Extracted data entries
— begin —

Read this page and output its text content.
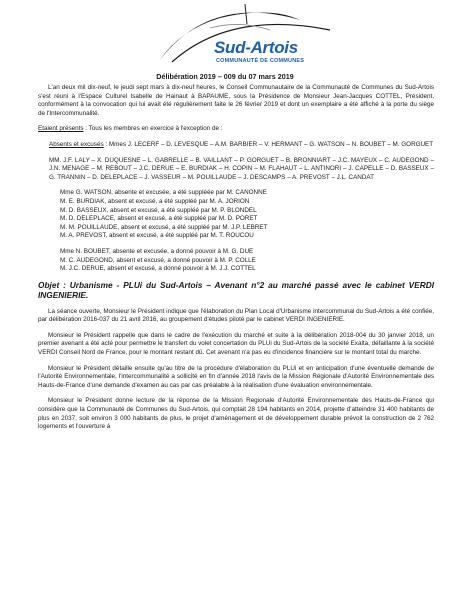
Sud-Artois
COMMUNAUTÉ DE COMMUNES
Délibération 2019 – 009 du 07 mars 2019

L'an deux mil dix-neuf, le jeudi sept mars à dix-neuf heures, le Conseil Communautaire de la Communauté de Communes du Sud-Artois s'est réuni à l'Espace Culturel Isabelle de Hainaut à BAPAUME, sous la Présidence de Monsieur Jean-Jacques COTTEL, Président, conformément à la convocation qui lui avait été régulièrement faite le 26 février 2019 et dont un exemplaire a été affiché à la porte du siège de l'Intercommunalité.

Etaient présents : Tous les membres en exercice à l'exception de :

Absents et excusés : Mmes J. LECERF – D. LEVESQUE – A.M. BARBIER – V. HERMANT – G. WATSON – N. BOUBET – M. GORGUET

MM. J.F. LALY – X. DUQUESNE – L. GABRELLE – B. VAILLANT – P. GORGUET – B. BRONNIART – J.C. MAYEUX – C. AUDEGOND – J.N. MENAGE – M. REBOUT – J.C. DERUE – E. BURDIAK – H. COPIN – M. FLAHAUT – L. ANTINORI – J. CAPELLE – D. BASSEUX – G. TRANNIN – D. DELEPLACE – J. VASSEUR – M. POUILLAUDE – J. DESCAMPS – A. PREVOST – J.L. CANDAT

Mme G. WATSON, absente et excusée, a été suppléée par M. CANONNE
M. E. BURDIAK, absent et excusé, a été suppléé par M. A. JORION
M. D. BASSEUX, absent et excusé, a été suppléé par M. P. BLONDEL
M. D. DELEPLACE, absent et excusé, a été suppléé par M. D. PORET
M. M. POUILLAUDE, absent et excusé, a été suppléé par M. J.P. LEBRET
M. A. PREVOST, absent et excusé, a été suppléé par M. T. ROUCOU
Mme N. BOUBET, absente et excusée, a donné pouvoir à M. G. DUE
M. C. AUDEGOND, absent et excusé, a donné pouvoir à M. P. COLLE
M. J.C. DERUE, absent et excusé, a donné pouvoir à M. J.J. COTTEL

Objet : Urbanisme - PLUi du Sud-Artois – Avenant n°2 au marché passé avec le cabinet VERDI INGENIERIE.

La séance ouverte, Monsieur le Président indique que l'élaboration du Plan Local d'Urbanisme intercommunal du Sud-Artois a été confiée, par délibération 2016-037 du 21 avril 2016, au groupement d'études piloté par le cabinet VERDI INGENIERIE.

Monsieur le Président rappelle que dans le cadre de l'exécution du marché et suite à la délibération 2018-004 du 30 janvier 2018, un premier avenant a été acté pour permettre le transfert du volet concertation du PLUi du Sud-Artois de la société Exalta, défaillante à la société VERDI Conseil Nord de France, pour le montant restant dû. Cet avenant n'a pas eu d'incidence financière sur le montant total du marche.

Monsieur le Président détaille ensuite qu'au titre de la procédure d'élaboration du PLUi et en anticipation d'une éventuelle demande de l'Autorité Environnementale, l'intercommunalité a sollicité en fin d'année 2018 l'avis de la Mission Régionale d'Autorité Environnementale des Hauts-de-France d'une demande d'examen au cas par cas préalable à la réalisation d'une évaluation environnementale.

Monsieur le Président donne lecture de la réponse de la Mission Regionale d'Autorité Environnementale des Hauts-de-France qui considère que la Communauté de Communes du Sud-Artois, qui comptait 28 194 habitants en 2014, projette d'atteindre 31 400 habitants de plus en 2037, soit environ 3 000 habitants de plus, le projet d'aménagement et de développement durable prévoit la construction de 2 762 logements et l'ouverture à
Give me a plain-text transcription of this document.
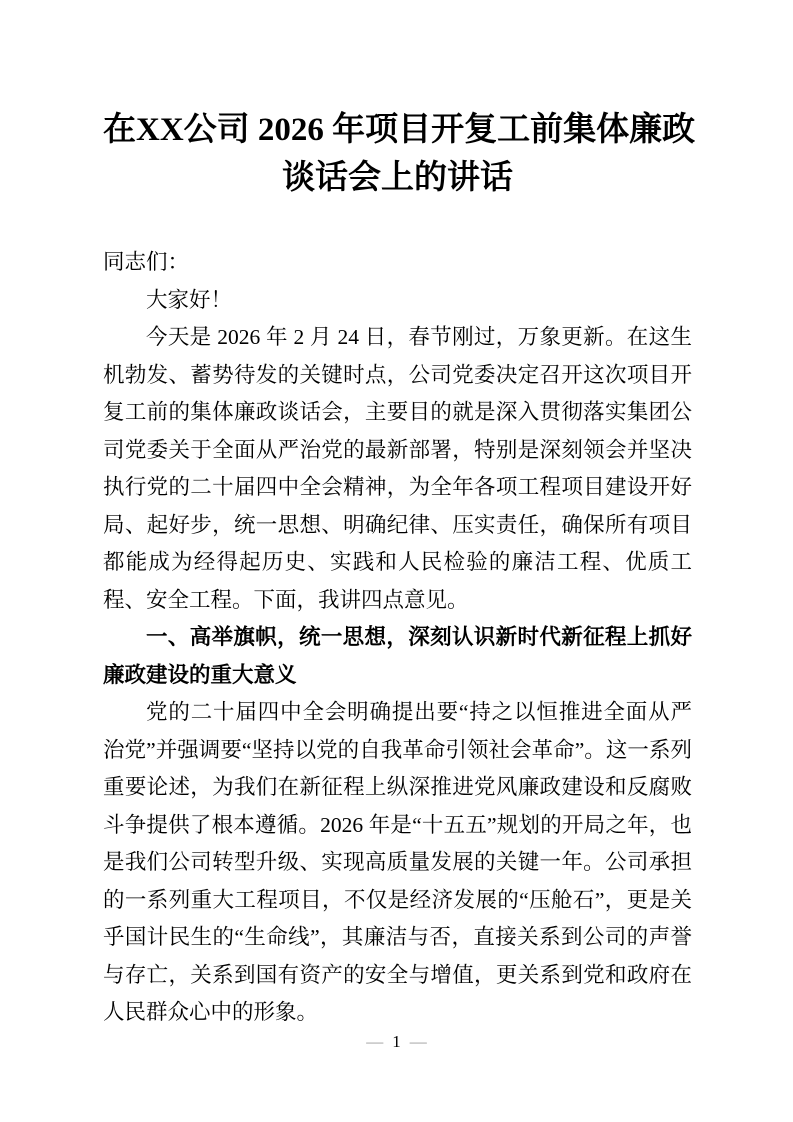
在XX公司 2026 年项目开复工前集体廉政
谈话会上的讲话

同志们：

大家好！

今天是 2026 年 2 月 24 日，春节刚过，万象更新。在这生机勃发、蓄势待发的关键时点，公司党委决定召开这次项目开复工前的集体廉政谈话会，主要目的就是深入贯彻落实集团公司党委关于全面从严治党的最新部署，特别是深刻领会并坚决执行党的二十届四中全会精神，为全年各项工程项目建设开好局、起好步，统一思想、明确纪律、压实责任，确保所有项目都能成为经得起历史、实践和人民检验的廉洁工程、优质工程、安全工程。下面，我讲四点意见。

一、高举旗帜，统一思想，深刻认识新时代新征程上抓好廉政建设的重大意义

党的二十届四中全会明确提出要“持之以恒推进全面从严治党”并强调要“坚持以党的自我革命引领社会革命”。这一系列重要论述，为我们在新征程上纵深推进党风廉政建设和反腐败斗争提供了根本遵循。2026 年是“十五五”规划的开局之年，也是我们公司转型升级、实现高质量发展的关键一年。公司承担的一系列重大工程项目，不仅是经济发展的“压舱石”，更是关乎国计民生的“生命线”，其廉洁与否，直接关系到公司的声誉与存亡，关系到国有资产的安全与增值，更关系到党和政府在人民群众心中的形象。

— 1 —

— end —

• _EXERCISE DETAILS_
Pictures in the records above are left out; print everything else exactly as written.

• _FINAL ANSWER_
Read this page and output its text content.
Sud-Artois
COMMUNAUTÉ DE COMMUNES
Délibération 2019 – 009 du 07 mars 2019

L'an deux mil dix-neuf, le jeudi sept mars à dix-neuf heures, le Conseil Communautaire de la Communauté de Communes du Sud-Artois s'est réuni à l'Espace Culturel Isabelle de Hainaut à BAPAUME, sous la Présidence de Monsieur Jean-Jacques COTTEL, Président, conformément à la convocation qui lui avait été régulièrement faite le 26 février 2019 et dont un exemplaire a été affiché à la porte du siège de l'Intercommunalité.

Etaient présents : Tous les membres en exercice à l'exception de :

Absents et excusés : Mmes J. LECERF – D. LEVESQUE – A.M. BARBIER – V. HERMANT – G. WATSON – N. BOUBET – M. GORGUET

MM. J.F. LALY – X. DUQUESNE – L. GABRELLE – B. VAILLANT – P. GORGUET – B. BRONNIART – J.C. MAYEUX – C. AUDEGOND – J.N. MENAGE – M. REBOUT – J.C. DERUE – E. BURDIAK – H. COPIN – M. FLAHAUT – L. ANTINORI – J. CAPELLE – D. BASSEUX – G. TRANNIN – D. DELEPLACE – J. VASSEUR – M. POUILLAUDE – J. DESCAMPS – A. PREVOST – J.L. CANDAT

Mme G. WATSON, absente et excusée, a été suppléée par M. CANONNE
M. E. BURDIAK, absent et excusé, a été suppléé par M. A. JORION
M. D. BASSEUX, absent et excusé, a été suppléé par M. P. BLONDEL
M. D. DELEPLACE, absent et excusé, a été suppléé par M. D. PORET
M. M. POUILLAUDE, absent et excusé, a été suppléé par M. J.P. LEBRET
M. A. PREVOST, absent et excusé, a été suppléé par M. T. ROUCOU
Mme N. BOUBET, absente et excusée, a donné pouvoir à M. G. DUE
M. C. AUDEGOND, absent et excusé, a donné pouvoir à M. P. COLLE
M. J.C. DERUE, absent et excusé, a donné pouvoir à M. J.J. COTTEL

Objet : Urbanisme - PLUi du Sud-Artois – Avenant n°2 au marché passé avec le cabinet VERDI INGENIERIE.

La séance ouverte, Monsieur le Président indique que l'élaboration du Plan Local d'Urbanisme intercommunal du Sud-Artois a été confiée, par délibération 2016-037 du 21 avril 2016, au groupement d'études piloté par le cabinet VERDI INGENIERIE.

Monsieur le Président rappelle que dans le cadre de l'exécution du marché et suite à la délibération 2018-004 du 30 janvier 2018, un premier avenant a été acté pour permettre le transfert du volet concertation du PLUi du Sud-Artois de la société Exalta, défaillante à la société VERDI Conseil Nord de France, pour le montant restant dû. Cet avenant n'a pas eu d'incidence financière sur le montant total du marche.

Monsieur le Président détaille ensuite qu'au titre de la procédure d'élaboration du PLUi et en anticipation d'une éventuelle demande de l'Autorité Environnementale, l'intercommunalité a sollicité en fin d'année 2018 l'avis de la Mission Régionale d'Autorité Environnementale des Hauts-de-France d'une demande d'examen au cas par cas préalable à la réalisation d'une évaluation environnementale.

Monsieur le Président donne lecture de la réponse de la Mission Regionale d'Autorité Environnementale des Hauts-de-France qui considère que la Communauté de Communes du Sud-Artois, qui comptait 28 194 habitants en 2014, projette d'atteindre 31 400 habitants de plus en 2037, soit environ 3 000 habitants de plus, le projet d'aménagement et de développement durable prévoit la construction de 2 762 logements et l'ouverture à
Give me a plain-text transcription of this document.
在XX公司 2026 年项目开复工前集体廉政
谈话会上的讲话

同志们：

大家好！

今天是 2026 年 2 月 24 日，春节刚过，万象更新。在这生机勃发、蓄势待发的关键时点，公司党委决定召开这次项目开复工前的集体廉政谈话会，主要目的就是深入贯彻落实集团公司党委关于全面从严治党的最新部署，特别是深刻领会并坚决执行党的二十届四中全会精神，为全年各项工程项目建设开好局、起好步，统一思想、明确纪律、压实责任，确保所有项目都能成为经得起历史、实践和人民检验的廉洁工程、优质工程、安全工程。下面，我讲四点意见。

一、高举旗帜，统一思想，深刻认识新时代新征程上抓好廉政建设的重大意义

党的二十届四中全会明确提出要“持之以恒推进全面从严治党”并强调要“坚持以党的自我革命引领社会革命”。这一系列重要论述，为我们在新征程上纵深推进党风廉政建设和反腐败斗争提供了根本遵循。2026 年是“十五五”规划的开局之年，也是我们公司转型升级、实现高质量发展的关键一年。公司承担的一系列重大工程项目，不仅是经济发展的“压舱石”，更是关乎国计民生的“生命线”，其廉洁与否，直接关系到公司的声誉与存亡，关系到国有资产的安全与增值，更关系到党和政府在人民群众心中的形象。

— 1 —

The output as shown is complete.